→ **Task prompt**
Please retype the data in full and exactly; the pictures are not part of the copy.

→ **Given data**
##############################

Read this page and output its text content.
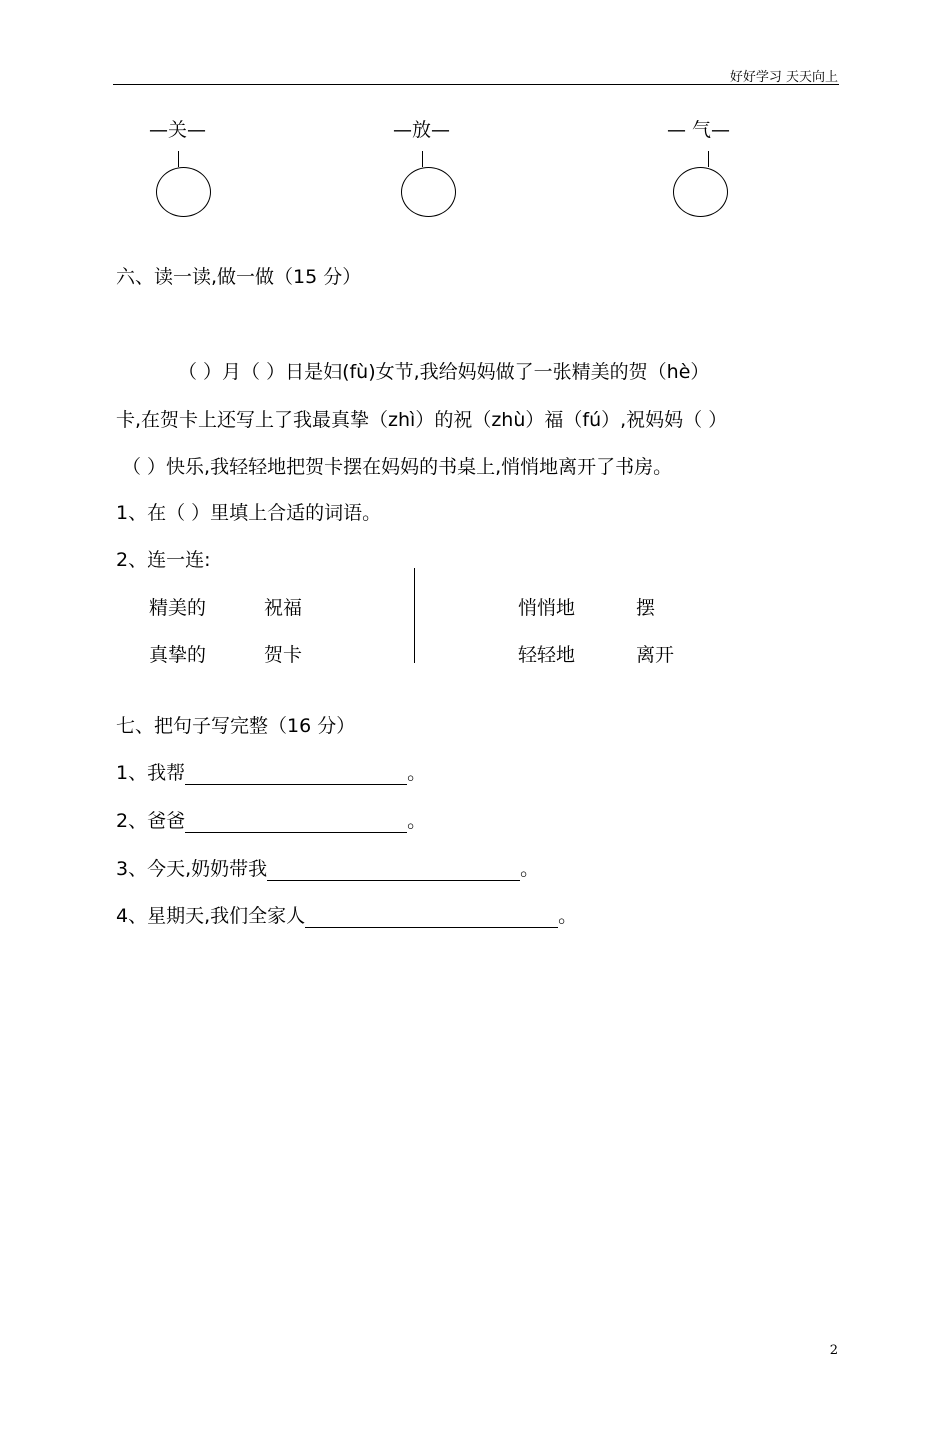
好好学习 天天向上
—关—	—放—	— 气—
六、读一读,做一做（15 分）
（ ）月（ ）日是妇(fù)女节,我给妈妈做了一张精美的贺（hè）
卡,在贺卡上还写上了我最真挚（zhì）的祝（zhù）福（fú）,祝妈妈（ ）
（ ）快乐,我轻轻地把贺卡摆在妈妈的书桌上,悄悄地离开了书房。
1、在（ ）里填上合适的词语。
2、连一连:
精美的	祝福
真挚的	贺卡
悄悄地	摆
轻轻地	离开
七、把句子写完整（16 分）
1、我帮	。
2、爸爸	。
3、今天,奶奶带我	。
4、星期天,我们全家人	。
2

##############################

→ **Solution**
Read this page and output its text content.
好好学习 天天向上
—关—	—放—	— 气—
六、读一读,做一做（15 分）
（ ）月（ ）日是妇(fù)女节,我给妈妈做了一张精美的贺（hè）
卡,在贺卡上还写上了我最真挚（zhì）的祝（zhù）福（fú）,祝妈妈（ ）
（ ）快乐,我轻轻地把贺卡摆在妈妈的书桌上,悄悄地离开了书房。
1、在（ ）里填上合适的词语。
2、连一连:
精美的	祝福
真挚的	贺卡
悄悄地	摆
轻轻地	离开
七、把句子写完整（16 分）
1、我帮	。
2、爸爸	。
3、今天,奶奶带我	。
4、星期天,我们全家人	。
2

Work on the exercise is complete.